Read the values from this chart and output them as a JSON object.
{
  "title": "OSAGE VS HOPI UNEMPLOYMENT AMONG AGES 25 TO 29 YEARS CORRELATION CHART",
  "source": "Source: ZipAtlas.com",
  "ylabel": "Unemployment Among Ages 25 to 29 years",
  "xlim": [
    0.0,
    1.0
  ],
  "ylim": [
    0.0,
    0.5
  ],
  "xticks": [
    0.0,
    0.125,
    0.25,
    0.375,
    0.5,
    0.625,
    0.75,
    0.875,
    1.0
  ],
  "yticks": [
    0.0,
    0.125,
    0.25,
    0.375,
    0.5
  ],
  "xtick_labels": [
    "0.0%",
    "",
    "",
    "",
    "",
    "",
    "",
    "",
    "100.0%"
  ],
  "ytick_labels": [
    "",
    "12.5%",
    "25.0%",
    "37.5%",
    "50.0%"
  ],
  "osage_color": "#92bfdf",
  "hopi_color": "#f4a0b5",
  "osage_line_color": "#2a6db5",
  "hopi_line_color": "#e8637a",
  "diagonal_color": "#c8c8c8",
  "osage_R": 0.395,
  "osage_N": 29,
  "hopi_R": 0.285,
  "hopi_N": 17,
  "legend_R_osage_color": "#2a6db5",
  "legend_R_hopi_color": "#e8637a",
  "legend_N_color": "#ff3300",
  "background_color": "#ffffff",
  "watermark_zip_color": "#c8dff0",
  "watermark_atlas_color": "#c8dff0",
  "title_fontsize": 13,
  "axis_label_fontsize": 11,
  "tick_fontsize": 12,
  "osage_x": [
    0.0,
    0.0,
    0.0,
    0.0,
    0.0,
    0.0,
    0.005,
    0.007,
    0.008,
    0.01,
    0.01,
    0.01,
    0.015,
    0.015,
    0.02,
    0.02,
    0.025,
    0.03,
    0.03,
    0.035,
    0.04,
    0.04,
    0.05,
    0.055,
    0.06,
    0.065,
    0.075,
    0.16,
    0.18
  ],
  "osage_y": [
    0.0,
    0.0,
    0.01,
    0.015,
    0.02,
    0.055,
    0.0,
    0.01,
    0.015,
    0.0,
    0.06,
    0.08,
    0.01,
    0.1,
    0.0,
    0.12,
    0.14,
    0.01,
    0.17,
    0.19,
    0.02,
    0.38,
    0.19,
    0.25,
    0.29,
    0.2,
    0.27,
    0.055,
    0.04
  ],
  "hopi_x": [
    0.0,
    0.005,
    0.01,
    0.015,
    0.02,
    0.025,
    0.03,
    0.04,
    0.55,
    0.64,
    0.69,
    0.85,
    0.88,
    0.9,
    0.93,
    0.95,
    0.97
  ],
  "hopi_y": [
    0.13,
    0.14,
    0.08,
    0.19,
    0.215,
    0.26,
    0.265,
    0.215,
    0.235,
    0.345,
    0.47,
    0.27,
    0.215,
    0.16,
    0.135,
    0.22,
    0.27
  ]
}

- EXERCISE OBJECTIVE
Print the whole listing again, exactly.

- ANSWER FOR THE TASK
Read the values from this chart and output them as a JSON object.
{
  "title": "OSAGE VS HOPI UNEMPLOYMENT AMONG AGES 25 TO 29 YEARS CORRELATION CHART",
  "source": "Source: ZipAtlas.com",
  "ylabel": "Unemployment Among Ages 25 to 29 years",
  "xlim": [
    0.0,
    1.0
  ],
  "ylim": [
    0.0,
    0.5
  ],
  "xticks": [
    0.0,
    0.125,
    0.25,
    0.375,
    0.5,
    0.625,
    0.75,
    0.875,
    1.0
  ],
  "yticks": [
    0.0,
    0.125,
    0.25,
    0.375,
    0.5
  ],
  "xtick_labels": [
    "0.0%",
    "",
    "",
    "",
    "",
    "",
    "",
    "",
    "100.0%"
  ],
  "ytick_labels": [
    "",
    "12.5%",
    "25.0%",
    "37.5%",
    "50.0%"
  ],
  "osage_color": "#92bfdf",
  "hopi_color": "#f4a0b5",
  "osage_line_color": "#2a6db5",
  "hopi_line_color": "#e8637a",
  "diagonal_color": "#c8c8c8",
  "osage_R": 0.395,
  "osage_N": 29,
  "hopi_R": 0.285,
  "hopi_N": 17,
  "legend_R_osage_color": "#2a6db5",
  "legend_R_hopi_color": "#e8637a",
  "legend_N_color": "#ff3300",
  "background_color": "#ffffff",
  "watermark_zip_color": "#c8dff0",
  "watermark_atlas_color": "#c8dff0",
  "title_fontsize": 13,
  "axis_label_fontsize": 11,
  "tick_fontsize": 12,
  "osage_x": [
    0.0,
    0.0,
    0.0,
    0.0,
    0.0,
    0.0,
    0.005,
    0.007,
    0.008,
    0.01,
    0.01,
    0.01,
    0.015,
    0.015,
    0.02,
    0.02,
    0.025,
    0.03,
    0.03,
    0.035,
    0.04,
    0.04,
    0.05,
    0.055,
    0.06,
    0.065,
    0.075,
    0.16,
    0.18
  ],
  "osage_y": [
    0.0,
    0.0,
    0.01,
    0.015,
    0.02,
    0.055,
    0.0,
    0.01,
    0.015,
    0.0,
    0.06,
    0.08,
    0.01,
    0.1,
    0.0,
    0.12,
    0.14,
    0.01,
    0.17,
    0.19,
    0.02,
    0.38,
    0.19,
    0.25,
    0.29,
    0.2,
    0.27,
    0.055,
    0.04
  ],
  "hopi_x": [
    0.0,
    0.005,
    0.01,
    0.015,
    0.02,
    0.025,
    0.03,
    0.04,
    0.55,
    0.64,
    0.69,
    0.85,
    0.88,
    0.9,
    0.93,
    0.95,
    0.97
  ],
  "hopi_y": [
    0.13,
    0.14,
    0.08,
    0.19,
    0.215,
    0.26,
    0.265,
    0.215,
    0.235,
    0.345,
    0.47,
    0.27,
    0.215,
    0.16,
    0.135,
    0.22,
    0.27
  ]
}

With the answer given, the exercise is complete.